» Work to complete
In the excerpt about a kidney disease study, what did the researchers collect and analyze to test for heavy metals?

== Excerpted text

Dr. Rebecca Fischer, who was Dr. Murray’s postdoctoral fellow at the time and now assistant professor of Epidemiology at Texas A&M University, worked to pull together these complex analyses, and nephrologists, Drs. Sreedhar Mandayam and Chandan Vangala at Baylor College, helped to guide the team in their clinical interpretation of acute cases.
The team then collaborated with Drs. Jason Unrine and Wayne Sanderson at the University of Kentucky who specialize in trace element toxicity. Since the easiest way to test the levels of heavy metals is through toenails, they collected toenail clippings of individuals about three months after they experienced an acute kidney injury event and analyzed them for 15 trace elements, including heavy metals. Most importantly, they compared these analyzes to controls they recruited from the same population who had no evidence of kidney disease. They found affected cases to have significantly increased levels of nickel. They also identified higher levels of aluminum and vanadium in affected cases than control subjects, but nickel was by far the strongest correlate, and biologically, it made sense with the clinical presentation.
Nickel is an abundant, naturally occurring heavy metal and like iron, it is essential for the human body, but is needed only in very trace quantities. Excess recurrent exposure to nickel, by incidental ingestion through contaminated water, food or soil, can cause several toxic and carcinogenic effects. Since people who work a lot with soil such as agricultural field laborers, miners and brick-makers were found to have the highest risk of acquiring this disease, the researchers theorize their source of the nickel exposure was likely geologic in nature and possibly linked to a volcanic chain in the area that became active in the late 90s, after which incidences of this chronic kidney disease began to skyrocket in lowland areas downstream from the volcanoes in this chain.
“While we still need to validate these findings in other areas impacted by MeN, such as El Salvador or Guatemala, and to confirm the geologic source of nickel contamination, we are very excited to have found a strong lead in this challenging public health problem. Based on this study, several public health strategies were implemented, such as finding ways to protect drinking water sources from soil and runoff water contamination and educating community members about the need to frequently wash their hands after working with soil. It is gratifying to see our efforts are starting to pay off. After these measures were put in place, we noticed a dramatic reduction in the number of new cases, an indication that we are moving in the right direction. This is the first-ever downward trend in this outbreak since its emergence two decades ago. Considering the sobering death toll in the affected communities, I am relieved we can finally do something about it,” Murray shared.

====
== Dataset entries

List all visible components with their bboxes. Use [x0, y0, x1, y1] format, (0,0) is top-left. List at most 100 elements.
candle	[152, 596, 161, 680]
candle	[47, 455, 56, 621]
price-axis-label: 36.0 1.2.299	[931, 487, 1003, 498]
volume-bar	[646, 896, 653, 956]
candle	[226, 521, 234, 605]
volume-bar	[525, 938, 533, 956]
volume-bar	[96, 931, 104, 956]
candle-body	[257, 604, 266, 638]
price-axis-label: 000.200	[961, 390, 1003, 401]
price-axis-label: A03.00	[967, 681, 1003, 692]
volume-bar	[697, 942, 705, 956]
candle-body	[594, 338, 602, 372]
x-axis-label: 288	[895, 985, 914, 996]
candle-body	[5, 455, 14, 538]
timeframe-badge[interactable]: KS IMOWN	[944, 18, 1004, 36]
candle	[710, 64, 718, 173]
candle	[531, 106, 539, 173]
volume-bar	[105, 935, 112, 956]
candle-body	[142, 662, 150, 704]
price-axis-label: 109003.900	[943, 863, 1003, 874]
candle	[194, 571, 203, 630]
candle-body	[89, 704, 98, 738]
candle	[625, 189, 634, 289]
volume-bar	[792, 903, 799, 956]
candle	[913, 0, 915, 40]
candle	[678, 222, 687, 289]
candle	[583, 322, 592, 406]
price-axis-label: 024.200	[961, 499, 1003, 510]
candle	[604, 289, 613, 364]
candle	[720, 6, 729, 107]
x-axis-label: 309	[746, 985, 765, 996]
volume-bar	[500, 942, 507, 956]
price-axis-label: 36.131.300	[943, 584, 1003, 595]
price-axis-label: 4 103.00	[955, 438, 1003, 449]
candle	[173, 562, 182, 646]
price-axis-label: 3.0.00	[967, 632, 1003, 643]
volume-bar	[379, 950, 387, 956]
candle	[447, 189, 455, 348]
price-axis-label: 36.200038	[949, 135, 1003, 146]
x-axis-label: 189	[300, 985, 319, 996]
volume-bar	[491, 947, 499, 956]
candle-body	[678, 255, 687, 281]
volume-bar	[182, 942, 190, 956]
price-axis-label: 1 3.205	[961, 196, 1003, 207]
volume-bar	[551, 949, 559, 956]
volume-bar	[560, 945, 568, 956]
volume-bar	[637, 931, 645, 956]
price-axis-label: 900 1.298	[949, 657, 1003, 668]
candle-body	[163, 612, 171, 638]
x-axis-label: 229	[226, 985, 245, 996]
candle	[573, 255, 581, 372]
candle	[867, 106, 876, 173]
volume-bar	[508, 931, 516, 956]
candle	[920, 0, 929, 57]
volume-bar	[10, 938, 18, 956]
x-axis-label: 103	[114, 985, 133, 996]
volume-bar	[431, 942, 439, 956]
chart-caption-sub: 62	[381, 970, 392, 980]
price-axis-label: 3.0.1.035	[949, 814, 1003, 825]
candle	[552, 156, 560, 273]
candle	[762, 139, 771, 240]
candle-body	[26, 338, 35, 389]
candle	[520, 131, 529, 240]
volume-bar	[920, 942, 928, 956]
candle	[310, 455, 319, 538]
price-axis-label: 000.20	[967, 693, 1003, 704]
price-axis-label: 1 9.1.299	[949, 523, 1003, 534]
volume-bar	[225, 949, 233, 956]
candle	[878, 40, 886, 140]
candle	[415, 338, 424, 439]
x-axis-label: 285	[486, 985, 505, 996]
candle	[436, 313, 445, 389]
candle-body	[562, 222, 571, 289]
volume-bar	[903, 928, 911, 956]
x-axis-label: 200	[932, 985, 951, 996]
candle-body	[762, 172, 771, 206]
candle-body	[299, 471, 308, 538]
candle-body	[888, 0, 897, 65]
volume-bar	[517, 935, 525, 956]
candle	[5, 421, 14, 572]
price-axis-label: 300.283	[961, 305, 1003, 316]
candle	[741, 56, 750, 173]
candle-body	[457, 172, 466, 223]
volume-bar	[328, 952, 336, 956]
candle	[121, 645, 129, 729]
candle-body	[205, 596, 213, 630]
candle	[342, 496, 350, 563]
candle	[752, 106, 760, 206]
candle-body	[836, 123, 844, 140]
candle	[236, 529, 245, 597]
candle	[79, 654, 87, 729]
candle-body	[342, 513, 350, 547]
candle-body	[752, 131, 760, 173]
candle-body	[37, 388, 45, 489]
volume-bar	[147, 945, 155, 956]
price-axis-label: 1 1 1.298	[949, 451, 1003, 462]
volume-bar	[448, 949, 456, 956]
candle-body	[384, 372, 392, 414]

====

» Exercise response
Toenail clippings, collected about three months after an acute kidney injury event.